# Document excerpt

Search code examples
sqlrandomgoogle-bigqueryansi-sql

In BigQuery, how to random split query results?


In BigQuery (standard SQL), I would like to randomly split result lines from a query.

  • The split needs to be consistent and should not change over time: meaning that every time the query is ran, the split should remain the same.

  • In particular, if data is added to the source table, data previously in one side of the split should remain in the same split.

  • The strategy should be able to handle different splitting ratios

I currently have, for instance, for a table mytable, with columns (order_id, created_at, country):

for a 10%/90% split, on the one hand

SELECT 
   *
FROM
   `mytable`
WHERE RAND() <= 10/90

on the other hand

SELECT 
   *
FROM
   `mytable`
WHERE RAND() > 10/90

But this yields an inconsistent split. Is there a way to achieve this properly?


Solution

  • The solution is to use a hashing function on one column that discriminates uniquely each line of your source table (for instance here orderId).

    BigQuery has a hashing function which target type is a signed INT64 (and source STRING or BYTES): FARM_FINGERPRINT (from here).

    A solution is to encode each line according to its FARM_FINGERPRINT(orderId) which is a sample from a uniform distribution of all INT64 numbers.

    For a given k, MOD(ABS(FARM_FINGERPRINT(orderId)),k) constitutes a uniform distribution of integers in [0,k-1] (Be wary that MOD(a,b) with a negative and b positive may return a negative number).

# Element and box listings

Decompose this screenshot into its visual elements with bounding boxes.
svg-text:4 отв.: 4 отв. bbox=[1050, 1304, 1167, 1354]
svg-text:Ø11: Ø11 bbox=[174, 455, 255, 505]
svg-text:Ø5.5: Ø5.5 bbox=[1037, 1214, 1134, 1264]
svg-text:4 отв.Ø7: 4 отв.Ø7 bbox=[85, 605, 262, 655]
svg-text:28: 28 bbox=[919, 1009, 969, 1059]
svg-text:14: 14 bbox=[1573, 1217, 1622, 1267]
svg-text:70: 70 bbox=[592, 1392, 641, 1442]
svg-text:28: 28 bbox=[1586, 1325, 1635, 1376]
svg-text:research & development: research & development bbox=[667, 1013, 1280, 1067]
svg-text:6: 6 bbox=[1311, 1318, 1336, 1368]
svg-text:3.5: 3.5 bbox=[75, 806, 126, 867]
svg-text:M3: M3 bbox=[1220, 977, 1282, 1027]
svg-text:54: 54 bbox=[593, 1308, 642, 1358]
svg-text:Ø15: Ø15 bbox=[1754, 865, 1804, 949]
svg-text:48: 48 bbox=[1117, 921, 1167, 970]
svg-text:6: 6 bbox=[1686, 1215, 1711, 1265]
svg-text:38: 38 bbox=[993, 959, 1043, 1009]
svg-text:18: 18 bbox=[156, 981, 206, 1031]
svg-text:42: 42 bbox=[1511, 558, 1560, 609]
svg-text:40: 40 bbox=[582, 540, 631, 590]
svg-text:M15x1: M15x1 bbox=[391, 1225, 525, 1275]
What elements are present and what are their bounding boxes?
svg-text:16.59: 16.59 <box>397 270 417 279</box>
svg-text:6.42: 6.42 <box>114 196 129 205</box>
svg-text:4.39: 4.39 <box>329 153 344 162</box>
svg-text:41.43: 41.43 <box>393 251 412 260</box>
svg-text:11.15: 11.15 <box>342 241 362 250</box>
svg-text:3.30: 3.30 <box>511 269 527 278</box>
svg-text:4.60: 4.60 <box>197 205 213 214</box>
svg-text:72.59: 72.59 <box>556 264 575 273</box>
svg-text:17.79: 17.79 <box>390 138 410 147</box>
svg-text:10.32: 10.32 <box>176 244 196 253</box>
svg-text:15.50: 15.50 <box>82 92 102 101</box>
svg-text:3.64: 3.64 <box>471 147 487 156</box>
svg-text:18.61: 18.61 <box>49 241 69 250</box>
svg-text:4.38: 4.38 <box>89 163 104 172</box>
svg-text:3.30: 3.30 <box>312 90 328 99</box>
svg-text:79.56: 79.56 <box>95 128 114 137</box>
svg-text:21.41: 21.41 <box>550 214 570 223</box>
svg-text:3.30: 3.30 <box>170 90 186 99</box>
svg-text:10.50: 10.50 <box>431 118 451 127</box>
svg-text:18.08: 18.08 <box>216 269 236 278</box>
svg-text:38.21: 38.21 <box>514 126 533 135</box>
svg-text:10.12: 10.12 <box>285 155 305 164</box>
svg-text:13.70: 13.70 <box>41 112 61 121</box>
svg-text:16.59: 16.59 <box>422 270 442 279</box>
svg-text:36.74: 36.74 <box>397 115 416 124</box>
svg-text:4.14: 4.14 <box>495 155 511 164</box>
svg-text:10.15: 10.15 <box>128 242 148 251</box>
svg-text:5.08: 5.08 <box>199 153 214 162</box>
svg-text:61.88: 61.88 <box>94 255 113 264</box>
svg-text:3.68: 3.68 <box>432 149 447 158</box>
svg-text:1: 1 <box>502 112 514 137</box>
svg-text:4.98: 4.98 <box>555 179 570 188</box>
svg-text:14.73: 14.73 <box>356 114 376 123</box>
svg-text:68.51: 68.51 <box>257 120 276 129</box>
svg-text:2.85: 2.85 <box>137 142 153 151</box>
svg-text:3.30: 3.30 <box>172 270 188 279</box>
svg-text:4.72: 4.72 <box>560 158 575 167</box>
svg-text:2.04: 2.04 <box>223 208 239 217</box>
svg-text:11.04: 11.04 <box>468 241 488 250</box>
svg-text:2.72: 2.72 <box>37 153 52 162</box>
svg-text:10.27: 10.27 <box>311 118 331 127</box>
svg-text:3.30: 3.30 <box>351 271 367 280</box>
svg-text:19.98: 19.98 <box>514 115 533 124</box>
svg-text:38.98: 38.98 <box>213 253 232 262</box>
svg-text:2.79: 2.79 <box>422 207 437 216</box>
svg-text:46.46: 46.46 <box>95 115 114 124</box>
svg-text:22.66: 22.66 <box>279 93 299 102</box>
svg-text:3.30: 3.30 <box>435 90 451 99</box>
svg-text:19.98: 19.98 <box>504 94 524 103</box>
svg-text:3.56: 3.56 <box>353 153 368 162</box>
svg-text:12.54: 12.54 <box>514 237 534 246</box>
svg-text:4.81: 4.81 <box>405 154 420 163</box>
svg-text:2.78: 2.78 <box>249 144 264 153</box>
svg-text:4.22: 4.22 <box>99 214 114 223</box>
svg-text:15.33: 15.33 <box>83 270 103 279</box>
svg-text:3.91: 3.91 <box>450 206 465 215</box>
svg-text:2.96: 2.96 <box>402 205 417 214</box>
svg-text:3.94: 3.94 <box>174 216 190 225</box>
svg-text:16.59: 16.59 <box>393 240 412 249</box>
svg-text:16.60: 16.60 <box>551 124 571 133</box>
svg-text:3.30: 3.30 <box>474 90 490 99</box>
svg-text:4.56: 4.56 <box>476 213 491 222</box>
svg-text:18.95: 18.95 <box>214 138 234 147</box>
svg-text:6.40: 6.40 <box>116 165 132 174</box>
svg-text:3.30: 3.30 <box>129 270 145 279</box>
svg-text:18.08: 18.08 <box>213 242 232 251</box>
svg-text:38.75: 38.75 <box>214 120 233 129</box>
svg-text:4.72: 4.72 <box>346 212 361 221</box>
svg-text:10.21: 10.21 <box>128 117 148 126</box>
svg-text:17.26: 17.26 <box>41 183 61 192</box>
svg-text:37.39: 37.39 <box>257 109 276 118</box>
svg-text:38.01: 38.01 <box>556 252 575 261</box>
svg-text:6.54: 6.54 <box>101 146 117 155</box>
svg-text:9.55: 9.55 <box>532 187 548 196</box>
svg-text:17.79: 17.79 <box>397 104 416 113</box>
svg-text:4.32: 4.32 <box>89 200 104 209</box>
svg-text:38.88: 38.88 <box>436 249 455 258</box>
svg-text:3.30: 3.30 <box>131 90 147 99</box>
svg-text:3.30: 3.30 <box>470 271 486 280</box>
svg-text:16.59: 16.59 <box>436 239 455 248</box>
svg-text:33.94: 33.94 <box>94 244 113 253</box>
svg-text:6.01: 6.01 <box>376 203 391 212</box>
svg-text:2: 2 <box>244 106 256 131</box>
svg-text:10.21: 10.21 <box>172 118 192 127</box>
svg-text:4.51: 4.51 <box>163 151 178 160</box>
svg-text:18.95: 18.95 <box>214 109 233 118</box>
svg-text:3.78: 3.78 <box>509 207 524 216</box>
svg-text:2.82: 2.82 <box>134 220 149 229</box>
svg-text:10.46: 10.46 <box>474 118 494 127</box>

# Written request 1
In the thread on randomly splitting BigQuery query results, answer each of these:
(a) Which columns does the table mytable have?
(b) What target type does the FARM_FINGERPRINT hashing function return?
(c) What caution does the solution give about MOD(a,b)?
# Written request 2
Can you carry on the thread about randomly splitting BigQuery query results, picking up right after its last sentence?

# Right answer 1
(a) order_id, created_at and country.
(b) A signed INT64.
(c) With a negative and b positive, MOD(a,b) may return a negative number.

# Right answer 2
    Thus, assume you want a 10%/90% split.

    The queries for each of the splits would look like:

    SELECT 
       *
    FROM
       `mytable`
    WHERE MOD(ABS(FARM_FINGERPRINT(orderId)),10) = 0
    

    and

    SELECT 
       *
    FROM
       `mytable`
    WHERE MOD(ABS(FARM_FINGERPRINT(orderId)),10) != 0
    

    It can be generalised to any 1/k split:

    SELECT 
       *
    FROM
       `mytable`
    WHERE MOD(ABS(FARM_FINGERPRINT(orderId)),@k) = 0
    

    and

    SELECT 
       *
    FROM
       `mytable`
    WHERE MOD(ABS(FARM_FINGERPRINT(orderId)),@k) != 0
    

    Changing the value of the discriminative mod integer (0 in the above) allows to have up to k different splits (which can be very useful if you are doing multiple-fold cross validation in ML for instance).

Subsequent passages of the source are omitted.